To be done - Without altering anything, repeat each of the records.

Exercise material -
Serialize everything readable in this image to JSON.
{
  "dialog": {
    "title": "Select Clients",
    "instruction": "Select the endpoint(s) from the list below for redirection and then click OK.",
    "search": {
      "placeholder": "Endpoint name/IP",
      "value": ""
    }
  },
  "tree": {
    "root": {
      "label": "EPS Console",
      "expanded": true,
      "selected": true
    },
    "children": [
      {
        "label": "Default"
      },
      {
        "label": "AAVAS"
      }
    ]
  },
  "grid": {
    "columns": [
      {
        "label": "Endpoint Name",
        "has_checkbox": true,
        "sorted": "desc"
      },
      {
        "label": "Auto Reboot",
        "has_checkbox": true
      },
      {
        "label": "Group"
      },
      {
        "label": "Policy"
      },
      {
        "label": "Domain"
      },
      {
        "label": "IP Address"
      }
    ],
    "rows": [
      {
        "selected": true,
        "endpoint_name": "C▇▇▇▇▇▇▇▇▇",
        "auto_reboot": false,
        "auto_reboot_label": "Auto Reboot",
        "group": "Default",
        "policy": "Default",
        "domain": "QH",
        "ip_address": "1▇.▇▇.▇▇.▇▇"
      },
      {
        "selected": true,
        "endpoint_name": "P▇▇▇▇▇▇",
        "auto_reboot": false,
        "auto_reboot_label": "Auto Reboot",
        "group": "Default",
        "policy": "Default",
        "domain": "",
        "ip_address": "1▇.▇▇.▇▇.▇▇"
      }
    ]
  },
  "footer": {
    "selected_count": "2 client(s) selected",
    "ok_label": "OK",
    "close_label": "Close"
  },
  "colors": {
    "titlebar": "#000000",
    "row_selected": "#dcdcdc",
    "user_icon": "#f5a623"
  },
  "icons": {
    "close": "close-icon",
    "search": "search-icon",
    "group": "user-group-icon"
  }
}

Exercise result -
Serialize everything readable in this image to JSON.
{
  "dialog": {
    "title": "Select Clients",
    "instruction": "Select the endpoint(s) from the list below for redirection and then click OK.",
    "search": {
      "placeholder": "Endpoint name/IP",
      "value": ""
    }
  },
  "tree": {
    "root": {
      "label": "EPS Console",
      "expanded": true,
      "selected": true
    },
    "children": [
      {
        "label": "Default"
      },
      {
        "label": "AAVAS"
      }
    ]
  },
  "grid": {
    "columns": [
      {
        "label": "Endpoint Name",
        "has_checkbox": true,
        "sorted": "desc"
      },
      {
        "label": "Auto Reboot",
        "has_checkbox": true
      },
      {
        "label": "Group"
      },
      {
        "label": "Policy"
      },
      {
        "label": "Domain"
      },
      {
        "label": "IP Address"
      }
    ],
    "rows": [
      {
        "selected": true,
        "endpoint_name": "C▇▇▇▇▇▇▇▇▇",
        "auto_reboot": false,
        "auto_reboot_label": "Auto Reboot",
        "group": "Default",
        "policy": "Default",
        "domain": "QH",
        "ip_address": "1▇.▇▇.▇▇.▇▇"
      },
      {
        "selected": true,
        "endpoint_name": "P▇▇▇▇▇▇",
        "auto_reboot": false,
        "auto_reboot_label": "Auto Reboot",
        "group": "Default",
        "policy": "Default",
        "domain": "",
        "ip_address": "1▇.▇▇.▇▇.▇▇"
      }
    ]
  },
  "footer": {
    "selected_count": "2 client(s) selected",
    "ok_label": "OK",
    "close_label": "Close"
  },
  "colors": {
    "titlebar": "#000000",
    "row_selected": "#dcdcdc",
    "user_icon": "#f5a623"
  },
  "icons": {
    "close": "close-icon",
    "search": "search-icon",
    "group": "user-group-icon"
  }
}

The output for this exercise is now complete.